● MATERIAL PROVIDED
________________

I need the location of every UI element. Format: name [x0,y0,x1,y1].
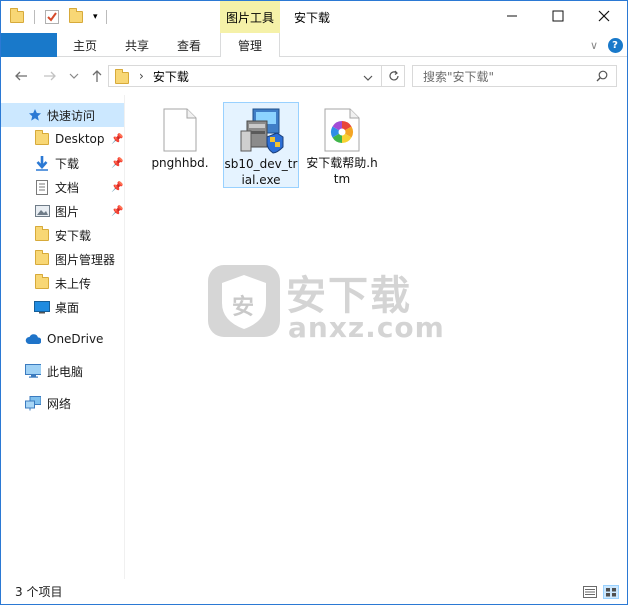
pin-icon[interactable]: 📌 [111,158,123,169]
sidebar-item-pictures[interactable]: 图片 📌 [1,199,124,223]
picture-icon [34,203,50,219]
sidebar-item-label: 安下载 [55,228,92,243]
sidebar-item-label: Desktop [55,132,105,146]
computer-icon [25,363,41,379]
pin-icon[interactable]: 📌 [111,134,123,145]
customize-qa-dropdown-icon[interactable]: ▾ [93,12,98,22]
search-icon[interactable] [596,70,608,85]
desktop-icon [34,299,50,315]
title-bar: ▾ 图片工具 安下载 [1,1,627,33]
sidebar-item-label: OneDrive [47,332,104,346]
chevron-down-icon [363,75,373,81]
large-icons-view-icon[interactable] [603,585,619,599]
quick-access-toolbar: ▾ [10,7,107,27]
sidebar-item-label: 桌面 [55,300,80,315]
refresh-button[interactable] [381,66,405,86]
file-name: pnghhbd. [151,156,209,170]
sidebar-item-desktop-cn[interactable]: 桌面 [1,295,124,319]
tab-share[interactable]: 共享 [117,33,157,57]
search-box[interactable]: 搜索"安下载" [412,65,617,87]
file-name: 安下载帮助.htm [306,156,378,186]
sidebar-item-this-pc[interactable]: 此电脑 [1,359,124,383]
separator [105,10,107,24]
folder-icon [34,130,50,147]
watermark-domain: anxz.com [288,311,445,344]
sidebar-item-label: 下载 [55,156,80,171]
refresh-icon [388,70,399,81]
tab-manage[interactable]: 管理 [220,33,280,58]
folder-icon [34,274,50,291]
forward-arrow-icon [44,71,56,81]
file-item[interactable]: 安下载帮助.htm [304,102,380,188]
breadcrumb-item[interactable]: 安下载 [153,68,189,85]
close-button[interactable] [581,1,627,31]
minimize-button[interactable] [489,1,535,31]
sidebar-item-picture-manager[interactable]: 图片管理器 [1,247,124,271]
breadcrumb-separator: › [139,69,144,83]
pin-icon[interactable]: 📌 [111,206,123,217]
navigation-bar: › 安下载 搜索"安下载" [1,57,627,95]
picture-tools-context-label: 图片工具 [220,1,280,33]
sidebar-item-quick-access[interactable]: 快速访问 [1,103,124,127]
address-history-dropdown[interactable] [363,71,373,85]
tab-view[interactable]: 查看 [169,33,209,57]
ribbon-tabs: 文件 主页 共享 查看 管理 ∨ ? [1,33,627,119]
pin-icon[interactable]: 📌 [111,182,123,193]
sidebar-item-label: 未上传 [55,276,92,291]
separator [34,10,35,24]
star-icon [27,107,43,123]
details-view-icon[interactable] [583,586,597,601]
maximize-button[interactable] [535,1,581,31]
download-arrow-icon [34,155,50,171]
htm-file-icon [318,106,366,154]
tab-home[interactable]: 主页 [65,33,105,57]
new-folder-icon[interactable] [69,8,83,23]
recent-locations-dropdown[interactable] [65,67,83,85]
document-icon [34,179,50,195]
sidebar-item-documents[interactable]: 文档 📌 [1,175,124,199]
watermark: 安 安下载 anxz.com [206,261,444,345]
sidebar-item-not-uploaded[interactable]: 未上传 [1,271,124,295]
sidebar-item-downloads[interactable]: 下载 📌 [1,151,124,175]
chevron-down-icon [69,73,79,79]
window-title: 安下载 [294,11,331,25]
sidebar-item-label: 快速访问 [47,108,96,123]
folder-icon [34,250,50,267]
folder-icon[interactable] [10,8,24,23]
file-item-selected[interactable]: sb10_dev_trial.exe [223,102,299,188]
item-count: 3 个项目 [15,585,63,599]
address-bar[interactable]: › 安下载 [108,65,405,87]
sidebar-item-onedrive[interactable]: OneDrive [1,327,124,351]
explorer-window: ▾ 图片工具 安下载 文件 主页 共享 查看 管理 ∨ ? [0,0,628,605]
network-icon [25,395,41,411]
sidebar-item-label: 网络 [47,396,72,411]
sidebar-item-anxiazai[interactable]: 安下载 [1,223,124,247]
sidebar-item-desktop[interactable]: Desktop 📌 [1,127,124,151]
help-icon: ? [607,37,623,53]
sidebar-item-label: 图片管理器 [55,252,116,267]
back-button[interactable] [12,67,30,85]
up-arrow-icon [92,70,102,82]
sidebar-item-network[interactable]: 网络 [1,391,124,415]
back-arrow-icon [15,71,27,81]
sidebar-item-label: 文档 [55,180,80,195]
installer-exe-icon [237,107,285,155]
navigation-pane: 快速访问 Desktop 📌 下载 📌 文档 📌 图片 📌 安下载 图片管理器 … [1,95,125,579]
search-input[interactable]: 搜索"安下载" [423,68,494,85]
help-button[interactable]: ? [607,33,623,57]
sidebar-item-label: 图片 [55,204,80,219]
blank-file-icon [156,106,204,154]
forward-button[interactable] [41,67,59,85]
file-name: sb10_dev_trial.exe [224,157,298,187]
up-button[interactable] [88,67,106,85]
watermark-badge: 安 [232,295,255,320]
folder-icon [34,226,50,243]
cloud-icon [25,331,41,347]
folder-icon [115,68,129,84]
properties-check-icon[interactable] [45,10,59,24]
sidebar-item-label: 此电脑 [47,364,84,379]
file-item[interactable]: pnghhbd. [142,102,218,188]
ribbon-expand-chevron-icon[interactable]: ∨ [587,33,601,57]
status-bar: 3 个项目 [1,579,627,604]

________________

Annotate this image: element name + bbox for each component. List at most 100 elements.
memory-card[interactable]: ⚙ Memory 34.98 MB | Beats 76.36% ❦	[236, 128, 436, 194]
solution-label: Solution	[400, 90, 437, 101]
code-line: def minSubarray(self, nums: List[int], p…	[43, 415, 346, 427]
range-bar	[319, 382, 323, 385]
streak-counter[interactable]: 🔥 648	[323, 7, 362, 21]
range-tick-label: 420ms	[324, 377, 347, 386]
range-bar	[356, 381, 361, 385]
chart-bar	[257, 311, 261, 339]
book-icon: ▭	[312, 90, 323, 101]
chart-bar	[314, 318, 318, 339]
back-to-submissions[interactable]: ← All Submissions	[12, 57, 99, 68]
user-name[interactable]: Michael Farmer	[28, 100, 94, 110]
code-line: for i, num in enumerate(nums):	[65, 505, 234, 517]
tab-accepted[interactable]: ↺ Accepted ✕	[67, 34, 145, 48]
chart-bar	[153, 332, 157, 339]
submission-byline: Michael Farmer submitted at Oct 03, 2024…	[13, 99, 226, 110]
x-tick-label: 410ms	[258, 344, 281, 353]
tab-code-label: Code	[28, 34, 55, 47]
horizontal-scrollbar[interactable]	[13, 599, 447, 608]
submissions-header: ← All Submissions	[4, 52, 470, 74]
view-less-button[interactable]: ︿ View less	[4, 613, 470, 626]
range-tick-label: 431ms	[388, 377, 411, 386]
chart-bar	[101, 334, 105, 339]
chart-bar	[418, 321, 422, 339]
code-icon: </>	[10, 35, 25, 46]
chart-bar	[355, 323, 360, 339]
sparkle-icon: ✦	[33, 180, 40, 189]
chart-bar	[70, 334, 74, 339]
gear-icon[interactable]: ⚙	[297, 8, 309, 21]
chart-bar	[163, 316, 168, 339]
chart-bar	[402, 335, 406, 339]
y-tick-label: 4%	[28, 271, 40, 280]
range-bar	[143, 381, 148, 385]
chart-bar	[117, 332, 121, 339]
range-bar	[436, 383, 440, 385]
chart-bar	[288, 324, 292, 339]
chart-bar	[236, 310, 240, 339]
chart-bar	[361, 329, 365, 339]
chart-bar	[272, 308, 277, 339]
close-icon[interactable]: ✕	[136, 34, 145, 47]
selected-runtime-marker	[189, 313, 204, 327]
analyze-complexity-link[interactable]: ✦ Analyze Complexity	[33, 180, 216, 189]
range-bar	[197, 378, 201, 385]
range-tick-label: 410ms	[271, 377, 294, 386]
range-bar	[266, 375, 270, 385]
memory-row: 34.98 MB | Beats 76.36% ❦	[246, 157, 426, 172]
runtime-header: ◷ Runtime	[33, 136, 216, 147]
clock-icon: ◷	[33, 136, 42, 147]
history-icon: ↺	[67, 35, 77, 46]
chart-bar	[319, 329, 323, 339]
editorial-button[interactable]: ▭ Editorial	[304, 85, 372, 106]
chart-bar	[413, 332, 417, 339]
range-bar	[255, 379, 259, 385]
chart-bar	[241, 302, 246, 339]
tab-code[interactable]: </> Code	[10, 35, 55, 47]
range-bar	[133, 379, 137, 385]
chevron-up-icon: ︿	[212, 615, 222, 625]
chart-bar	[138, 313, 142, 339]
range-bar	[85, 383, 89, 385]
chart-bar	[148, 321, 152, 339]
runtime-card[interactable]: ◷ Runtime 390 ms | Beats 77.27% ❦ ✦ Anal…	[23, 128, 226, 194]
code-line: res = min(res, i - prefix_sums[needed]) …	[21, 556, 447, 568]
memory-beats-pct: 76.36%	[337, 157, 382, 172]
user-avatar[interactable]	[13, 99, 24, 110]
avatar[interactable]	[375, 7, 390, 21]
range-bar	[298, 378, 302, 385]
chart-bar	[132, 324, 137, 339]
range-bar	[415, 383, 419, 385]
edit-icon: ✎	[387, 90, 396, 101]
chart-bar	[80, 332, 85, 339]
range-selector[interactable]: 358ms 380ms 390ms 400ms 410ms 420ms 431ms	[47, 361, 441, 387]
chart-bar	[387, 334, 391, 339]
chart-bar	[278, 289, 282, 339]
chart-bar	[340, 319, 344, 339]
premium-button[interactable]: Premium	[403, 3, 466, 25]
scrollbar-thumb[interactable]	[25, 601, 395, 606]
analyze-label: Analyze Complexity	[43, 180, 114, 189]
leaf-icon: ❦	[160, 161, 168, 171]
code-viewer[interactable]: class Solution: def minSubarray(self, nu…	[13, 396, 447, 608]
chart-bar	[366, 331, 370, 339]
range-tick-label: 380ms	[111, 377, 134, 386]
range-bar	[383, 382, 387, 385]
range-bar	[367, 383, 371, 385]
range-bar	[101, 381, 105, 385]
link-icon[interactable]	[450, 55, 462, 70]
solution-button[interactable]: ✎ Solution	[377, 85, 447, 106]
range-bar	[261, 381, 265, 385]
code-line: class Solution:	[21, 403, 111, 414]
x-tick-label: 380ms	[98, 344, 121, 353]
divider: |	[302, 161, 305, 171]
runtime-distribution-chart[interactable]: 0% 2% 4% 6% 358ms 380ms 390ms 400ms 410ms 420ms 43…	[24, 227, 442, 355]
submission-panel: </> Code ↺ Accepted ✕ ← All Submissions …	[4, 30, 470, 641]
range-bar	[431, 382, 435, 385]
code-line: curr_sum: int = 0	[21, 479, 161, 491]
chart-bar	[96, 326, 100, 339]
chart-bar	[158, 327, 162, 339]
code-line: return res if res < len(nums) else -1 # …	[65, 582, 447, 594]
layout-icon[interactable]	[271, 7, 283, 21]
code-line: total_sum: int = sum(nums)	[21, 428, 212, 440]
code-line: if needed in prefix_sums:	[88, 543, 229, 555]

________________

● WHAT TO DO
How many lines of the material contain the string "analyze", counting case? Reply with the number alone.

● ANSWER TO THIS PROBLEM
2